(Records from a data source)
::::::::
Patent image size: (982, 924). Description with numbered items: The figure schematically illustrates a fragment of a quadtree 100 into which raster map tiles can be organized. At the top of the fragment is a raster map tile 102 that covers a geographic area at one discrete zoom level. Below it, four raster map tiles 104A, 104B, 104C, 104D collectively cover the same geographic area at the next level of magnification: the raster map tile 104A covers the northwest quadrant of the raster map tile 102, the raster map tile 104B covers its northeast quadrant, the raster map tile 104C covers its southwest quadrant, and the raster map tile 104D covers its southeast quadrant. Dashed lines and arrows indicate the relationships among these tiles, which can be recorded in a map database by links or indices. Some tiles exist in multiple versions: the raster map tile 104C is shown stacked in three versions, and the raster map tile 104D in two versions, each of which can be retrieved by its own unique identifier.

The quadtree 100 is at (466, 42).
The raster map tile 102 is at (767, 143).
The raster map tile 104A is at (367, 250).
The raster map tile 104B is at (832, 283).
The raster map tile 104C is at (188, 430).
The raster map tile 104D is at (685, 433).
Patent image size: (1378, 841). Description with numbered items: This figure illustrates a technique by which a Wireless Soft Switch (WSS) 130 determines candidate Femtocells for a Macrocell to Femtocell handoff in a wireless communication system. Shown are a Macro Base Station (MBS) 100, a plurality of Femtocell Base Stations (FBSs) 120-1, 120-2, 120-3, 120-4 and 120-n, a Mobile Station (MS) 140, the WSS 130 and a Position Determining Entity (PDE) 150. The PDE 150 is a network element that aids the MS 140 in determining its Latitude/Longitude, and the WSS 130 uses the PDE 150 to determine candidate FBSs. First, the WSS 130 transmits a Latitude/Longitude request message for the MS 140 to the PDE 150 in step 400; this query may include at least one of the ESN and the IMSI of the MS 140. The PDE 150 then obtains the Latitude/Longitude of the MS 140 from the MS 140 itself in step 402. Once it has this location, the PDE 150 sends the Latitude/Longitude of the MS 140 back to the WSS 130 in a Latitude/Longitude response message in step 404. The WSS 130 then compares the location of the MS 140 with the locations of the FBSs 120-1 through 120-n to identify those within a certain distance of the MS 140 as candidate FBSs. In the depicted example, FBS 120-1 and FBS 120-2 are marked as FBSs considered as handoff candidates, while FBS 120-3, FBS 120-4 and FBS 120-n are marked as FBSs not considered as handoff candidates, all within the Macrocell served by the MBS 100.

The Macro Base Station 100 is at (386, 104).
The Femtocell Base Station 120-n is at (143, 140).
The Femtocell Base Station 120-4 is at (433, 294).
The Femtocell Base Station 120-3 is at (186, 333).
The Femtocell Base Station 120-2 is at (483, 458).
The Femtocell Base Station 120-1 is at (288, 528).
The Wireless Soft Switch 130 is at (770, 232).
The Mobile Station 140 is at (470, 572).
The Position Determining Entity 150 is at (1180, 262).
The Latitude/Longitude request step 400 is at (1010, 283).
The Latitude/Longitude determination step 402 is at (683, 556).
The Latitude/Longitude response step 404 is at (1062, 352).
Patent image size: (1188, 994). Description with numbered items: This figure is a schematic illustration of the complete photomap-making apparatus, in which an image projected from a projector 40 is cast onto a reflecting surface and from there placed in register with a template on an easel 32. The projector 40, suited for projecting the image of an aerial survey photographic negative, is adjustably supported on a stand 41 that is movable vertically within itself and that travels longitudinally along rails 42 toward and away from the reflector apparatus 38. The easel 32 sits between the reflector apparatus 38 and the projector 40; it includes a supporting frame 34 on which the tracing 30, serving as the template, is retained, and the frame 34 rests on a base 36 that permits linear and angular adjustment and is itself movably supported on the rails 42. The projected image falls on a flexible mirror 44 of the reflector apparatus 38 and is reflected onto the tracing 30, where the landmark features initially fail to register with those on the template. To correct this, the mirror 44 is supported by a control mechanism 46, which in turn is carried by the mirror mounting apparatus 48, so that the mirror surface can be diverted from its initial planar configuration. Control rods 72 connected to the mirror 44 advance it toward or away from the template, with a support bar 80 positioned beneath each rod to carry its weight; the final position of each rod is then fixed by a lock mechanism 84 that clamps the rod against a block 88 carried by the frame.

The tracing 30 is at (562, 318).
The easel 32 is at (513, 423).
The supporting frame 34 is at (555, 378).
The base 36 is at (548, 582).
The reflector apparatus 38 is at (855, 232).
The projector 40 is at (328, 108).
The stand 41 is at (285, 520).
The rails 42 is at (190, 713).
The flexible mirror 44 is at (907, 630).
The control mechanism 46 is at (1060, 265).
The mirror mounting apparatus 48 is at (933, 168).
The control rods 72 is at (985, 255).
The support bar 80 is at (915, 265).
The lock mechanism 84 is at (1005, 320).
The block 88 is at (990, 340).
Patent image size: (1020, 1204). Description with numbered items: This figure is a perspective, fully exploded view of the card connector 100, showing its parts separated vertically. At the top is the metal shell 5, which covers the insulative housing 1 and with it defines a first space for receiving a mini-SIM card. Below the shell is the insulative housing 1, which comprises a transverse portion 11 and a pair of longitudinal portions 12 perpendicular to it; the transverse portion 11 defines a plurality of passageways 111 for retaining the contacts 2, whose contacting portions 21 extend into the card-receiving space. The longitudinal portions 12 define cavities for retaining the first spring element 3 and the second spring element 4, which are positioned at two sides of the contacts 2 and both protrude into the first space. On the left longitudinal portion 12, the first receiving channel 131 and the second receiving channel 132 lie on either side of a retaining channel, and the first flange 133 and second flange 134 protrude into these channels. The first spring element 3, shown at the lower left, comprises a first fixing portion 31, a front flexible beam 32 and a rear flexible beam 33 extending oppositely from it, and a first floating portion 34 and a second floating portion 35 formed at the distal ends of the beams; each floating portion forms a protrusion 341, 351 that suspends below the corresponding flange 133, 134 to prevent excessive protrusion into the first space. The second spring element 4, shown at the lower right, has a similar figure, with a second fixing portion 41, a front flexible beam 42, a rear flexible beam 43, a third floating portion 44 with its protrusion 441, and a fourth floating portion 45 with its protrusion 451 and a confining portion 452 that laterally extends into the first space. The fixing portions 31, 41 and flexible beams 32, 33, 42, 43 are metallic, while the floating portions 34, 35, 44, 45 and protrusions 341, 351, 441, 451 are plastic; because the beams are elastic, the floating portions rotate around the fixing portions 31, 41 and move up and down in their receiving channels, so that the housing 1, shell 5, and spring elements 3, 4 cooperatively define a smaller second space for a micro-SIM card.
::::::::
* Objective: Retype every entry above line for line, without changing a single character.

* Worked answer:
Patent image size: (982, 924). Description with numbered items: The figure schematically illustrates a fragment of a quadtree 100 into which raster map tiles can be organized. At the top of the fragment is a raster map tile 102 that covers a geographic area at one discrete zoom level. Below it, four raster map tiles 104A, 104B, 104C, 104D collectively cover the same geographic area at the next level of magnification: the raster map tile 104A covers the northwest quadrant of the raster map tile 102, the raster map tile 104B covers its northeast quadrant, the raster map tile 104C covers its southwest quadrant, and the raster map tile 104D covers its southeast quadrant. Dashed lines and arrows indicate the relationships among these tiles, which can be recorded in a map database by links or indices. Some tiles exist in multiple versions: the raster map tile 104C is shown stacked in three versions, and the raster map tile 104D in two versions, each of which can be retrieved by its own unique identifier.

The quadtree 100 is at (466, 42).
The raster map tile 102 is at (767, 143).
The raster map tile 104A is at (367, 250).
The raster map tile 104B is at (832, 283).
The raster map tile 104C is at (188, 430).
The raster map tile 104D is at (685, 433).
Patent image size: (1378, 841). Description with numbered items: This figure illustrates a technique by which a Wireless Soft Switch (WSS) 130 determines candidate Femtocells for a Macrocell to Femtocell handoff in a wireless communication system. Shown are a Macro Base Station (MBS) 100, a plurality of Femtocell Base Stations (FBSs) 120-1, 120-2, 120-3, 120-4 and 120-n, a Mobile Station (MS) 140, the WSS 130 and a Position Determining Entity (PDE) 150. The PDE 150 is a network element that aids the MS 140 in determining its Latitude/Longitude, and the WSS 130 uses the PDE 150 to determine candidate FBSs. First, the WSS 130 transmits a Latitude/Longitude request message for the MS 140 to the PDE 150 in step 400; this query may include at least one of the ESN and the IMSI of the MS 140. The PDE 150 then obtains the Latitude/Longitude of the MS 140 from the MS 140 itself in step 402. Once it has this location, the PDE 150 sends the Latitude/Longitude of the MS 140 back to the WSS 130 in a Latitude/Longitude response message in step 404. The WSS 130 then compares the location of the MS 140 with the locations of the FBSs 120-1 through 120-n to identify those within a certain distance of the MS 140 as candidate FBSs. In the depicted example, FBS 120-1 and FBS 120-2 are marked as FBSs considered as handoff candidates, while FBS 120-3, FBS 120-4 and FBS 120-n are marked as FBSs not considered as handoff candidates, all within the Macrocell served by the MBS 100.

The Macro Base Station 100 is at (386, 104).
The Femtocell Base Station 120-n is at (143, 140).
The Femtocell Base Station 120-4 is at (433, 294).
The Femtocell Base Station 120-3 is at (186, 333).
The Femtocell Base Station 120-2 is at (483, 458).
The Femtocell Base Station 120-1 is at (288, 528).
The Wireless Soft Switch 130 is at (770, 232).
The Mobile Station 140 is at (470, 572).
The Position Determining Entity 150 is at (1180, 262).
The Latitude/Longitude request step 400 is at (1010, 283).
The Latitude/Longitude determination step 402 is at (683, 556).
The Latitude/Longitude response step 404 is at (1062, 352).
Patent image size: (1188, 994). Description with numbered items: This figure is a schematic illustration of the complete photomap-making apparatus, in which an image projected from a projector 40 is cast onto a reflecting surface and from there placed in register with a template on an easel 32. The projector 40, suited for projecting the image of an aerial survey photographic negative, is adjustably supported on a stand 41 that is movable vertically within itself and that travels longitudinally along rails 42 toward and away from the reflector apparatus 38. The easel 32 sits between the reflector apparatus 38 and the projector 40; it includes a supporting frame 34 on which the tracing 30, serving as the template, is retained, and the frame 34 rests on a base 36 that permits linear and angular adjustment and is itself movably supported on the rails 42. The projected image falls on a flexible mirror 44 of the reflector apparatus 38 and is reflected onto the tracing 30, where the landmark features initially fail to register with those on the template. To correct this, the mirror 44 is supported by a control mechanism 46, which in turn is carried by the mirror mounting apparatus 48, so that the mirror surface can be diverted from its initial planar configuration. Control rods 72 connected to the mirror 44 advance it toward or away from the template, with a support bar 80 positioned beneath each rod to carry its weight; the final position of each rod is then fixed by a lock mechanism 84 that clamps the rod against a block 88 carried by the frame.

The tracing 30 is at (562, 318).
The easel 32 is at (513, 423).
The supporting frame 34 is at (555, 378).
The base 36 is at (548, 582).
The reflector apparatus 38 is at (855, 232).
The projector 40 is at (328, 108).
The stand 41 is at (285, 520).
The rails 42 is at (190, 713).
The flexible mirror 44 is at (907, 630).
The control mechanism 46 is at (1060, 265).
The mirror mounting apparatus 48 is at (933, 168).
The control rods 72 is at (985, 255).
The support bar 80 is at (915, 265).
The lock mechanism 84 is at (1005, 320).
The block 88 is at (990, 340).
Patent image size: (1020, 1204). Description with numbered items: This figure is a perspective, fully exploded view of the card connector 100, showing its parts separated vertically. At the top is the metal shell 5, which covers the insulative housing 1 and with it defines a first space for receiving a mini-SIM card. Below the shell is the insulative housing 1, which comprises a transverse portion 11 and a pair of longitudinal portions 12 perpendicular to it; the transverse portion 11 defines a plurality of passageways 111 for retaining the contacts 2, whose contacting portions 21 extend into the card-receiving space. The longitudinal portions 12 define cavities for retaining the first spring element 3 and the second spring element 4, which are positioned at two sides of the contacts 2 and both protrude into the first space. On the left longitudinal portion 12, the first receiving channel 131 and the second receiving channel 132 lie on either side of a retaining channel, and the first flange 133 and second flange 134 protrude into these channels. The first spring element 3, shown at the lower left, comprises a first fixing portion 31, a front flexible beam 32 and a rear flexible beam 33 extending oppositely from it, and a first floating portion 34 and a second floating portion 35 formed at the distal ends of the beams; each floating portion forms a protrusion 341, 351 that suspends below the corresponding flange 133, 134 to prevent excessive protrusion into the first space. The second spring element 4, shown at the lower right, has a similar figure, with a second fixing portion 41, a front flexible beam 42, a rear flexible beam 43, a third floating portion 44 with its protrusion 441, and a fourth floating portion 45 with its protrusion 451 and a confining portion 452 that laterally extends into the first space. The fixing portions 31, 41 and flexible beams 32, 33, 42, 43 are metallic, while the floating portions 34, 35, 44, 45 and protrusions 341, 351, 441, 451 are plastic; because the beams are elastic, the floating portions rotate around the fixing portions 31, 41 and move up and down in their receiving channels, so that the housing 1, shell 5, and spring elements 3, 4 cooperatively define a smaller second space for a micro-SIM card.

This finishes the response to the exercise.